_INSTRUCTION_
All of the data below should be written out exactly.

_PROVIDED DATA_

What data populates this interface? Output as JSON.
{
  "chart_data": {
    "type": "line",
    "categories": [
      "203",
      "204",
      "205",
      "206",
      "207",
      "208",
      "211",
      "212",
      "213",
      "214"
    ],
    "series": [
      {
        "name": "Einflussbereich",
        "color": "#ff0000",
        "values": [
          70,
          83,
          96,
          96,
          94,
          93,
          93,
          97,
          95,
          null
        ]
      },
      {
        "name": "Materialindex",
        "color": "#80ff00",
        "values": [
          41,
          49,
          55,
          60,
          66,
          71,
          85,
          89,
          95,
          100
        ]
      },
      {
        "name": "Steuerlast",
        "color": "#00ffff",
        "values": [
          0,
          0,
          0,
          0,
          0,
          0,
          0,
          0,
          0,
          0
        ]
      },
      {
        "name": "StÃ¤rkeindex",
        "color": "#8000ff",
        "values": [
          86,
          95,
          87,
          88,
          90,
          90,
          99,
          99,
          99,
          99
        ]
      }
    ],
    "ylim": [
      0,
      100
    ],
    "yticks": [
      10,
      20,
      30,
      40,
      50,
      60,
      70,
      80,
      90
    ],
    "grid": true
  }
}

_RESULT OF THE TASK_
What data populates this interface? Output as JSON.
{
  "chart_data": {
    "type": "line",
    "categories": [
      "203",
      "204",
      "205",
      "206",
      "207",
      "208",
      "211",
      "212",
      "213",
      "214"
    ],
    "series": [
      {
        "name": "Einflussbereich",
        "color": "#ff0000",
        "values": [
          70,
          83,
          96,
          96,
          94,
          93,
          93,
          97,
          95,
          null
        ]
      },
      {
        "name": "Materialindex",
        "color": "#80ff00",
        "values": [
          41,
          49,
          55,
          60,
          66,
          71,
          85,
          89,
          95,
          100
        ]
      },
      {
        "name": "Steuerlast",
        "color": "#00ffff",
        "values": [
          0,
          0,
          0,
          0,
          0,
          0,
          0,
          0,
          0,
          0
        ]
      },
      {
        "name": "StÃ¤rkeindex",
        "color": "#8000ff",
        "values": [
          86,
          95,
          87,
          88,
          90,
          90,
          99,
          99,
          99,
          99
        ]
      }
    ],
    "ylim": [
      0,
      100
    ],
    "yticks": [
      10,
      20,
      30,
      40,
      50,
      60,
      70,
      80,
      90
    ],
    "grid": true
  }
}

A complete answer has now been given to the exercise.